Directions for this task: Reproduce the listing exactly, with no pictures in your copy.

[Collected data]
____
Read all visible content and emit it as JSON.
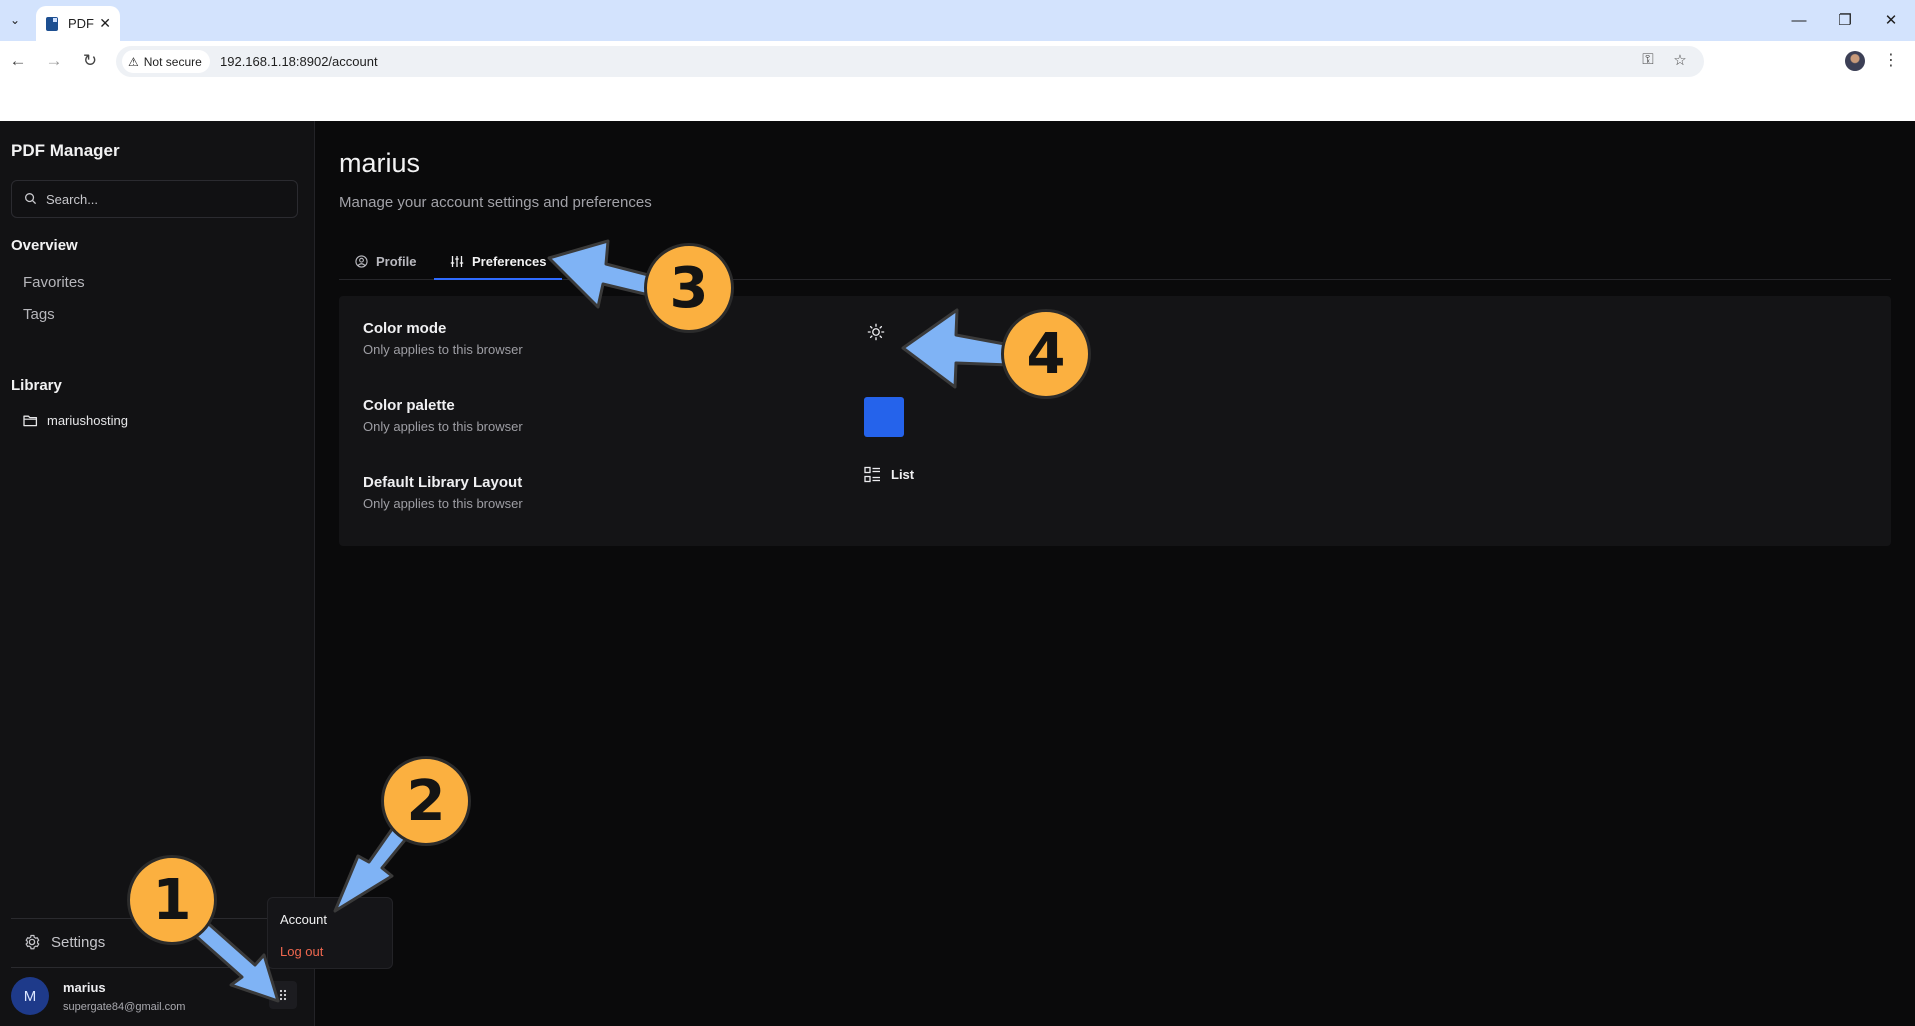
{
  "browser": {
    "tab_title": "PDF",
    "security_label": "Not secure",
    "url": "192.168.1.18:8902/account"
  },
  "sidebar": {
    "brand": "PDF Manager",
    "search_placeholder": "Search...",
    "overview_title": "Overview",
    "overview_items": [
      "Favorites",
      "Tags"
    ],
    "library_title": "Library",
    "library_items": [
      "mariushosting"
    ],
    "settings_label": "Settings",
    "user": {
      "initial": "M",
      "name": "marius",
      "email": "supergate84@gmail.com"
    }
  },
  "user_menu": {
    "account_label": "Account",
    "logout_label": "Log out",
    "logout_color": "#f0684f"
  },
  "main": {
    "title": "marius",
    "subtitle": "Manage your account settings and preferences",
    "tabs": [
      {
        "label": "Profile",
        "active": false
      },
      {
        "label": "Preferences",
        "active": true
      }
    ],
    "preferences": [
      {
        "label": "Color mode",
        "hint": "Only applies to this browser",
        "control": "sun-icon"
      },
      {
        "label": "Color palette",
        "hint": "Only applies to this browser",
        "control_color": "#2563eb"
      },
      {
        "label": "Default Library Layout",
        "hint": "Only applies to this browser",
        "control_label": "List"
      }
    ]
  },
  "annotations": {
    "badges": [
      "1",
      "2",
      "3",
      "4"
    ],
    "badge_color": "#fbb040",
    "arrow_color": "#7fb3f5"
  }
}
____
Output of the exercise:
Read all visible content and emit it as JSON.
{
  "browser": {
    "tab_title": "PDF",
    "security_label": "Not secure",
    "url": "192.168.1.18:8902/account"
  },
  "sidebar": {
    "brand": "PDF Manager",
    "search_placeholder": "Search...",
    "overview_title": "Overview",
    "overview_items": [
      "Favorites",
      "Tags"
    ],
    "library_title": "Library",
    "library_items": [
      "mariushosting"
    ],
    "settings_label": "Settings",
    "user": {
      "initial": "M",
      "name": "marius",
      "email": "supergate84@gmail.com"
    }
  },
  "user_menu": {
    "account_label": "Account",
    "logout_label": "Log out",
    "logout_color": "#f0684f"
  },
  "main": {
    "title": "marius",
    "subtitle": "Manage your account settings and preferences",
    "tabs": [
      {
        "label": "Profile",
        "active": false
      },
      {
        "label": "Preferences",
        "active": true
      }
    ],
    "preferences": [
      {
        "label": "Color mode",
        "hint": "Only applies to this browser",
        "control": "sun-icon"
      },
      {
        "label": "Color palette",
        "hint": "Only applies to this browser",
        "control_color": "#2563eb"
      },
      {
        "label": "Default Library Layout",
        "hint": "Only applies to this browser",
        "control_label": "List"
      }
    ]
  },
  "annotations": {
    "badges": [
      "1",
      "2",
      "3",
      "4"
    ],
    "badge_color": "#fbb040",
    "arrow_color": "#7fb3f5"
  }
}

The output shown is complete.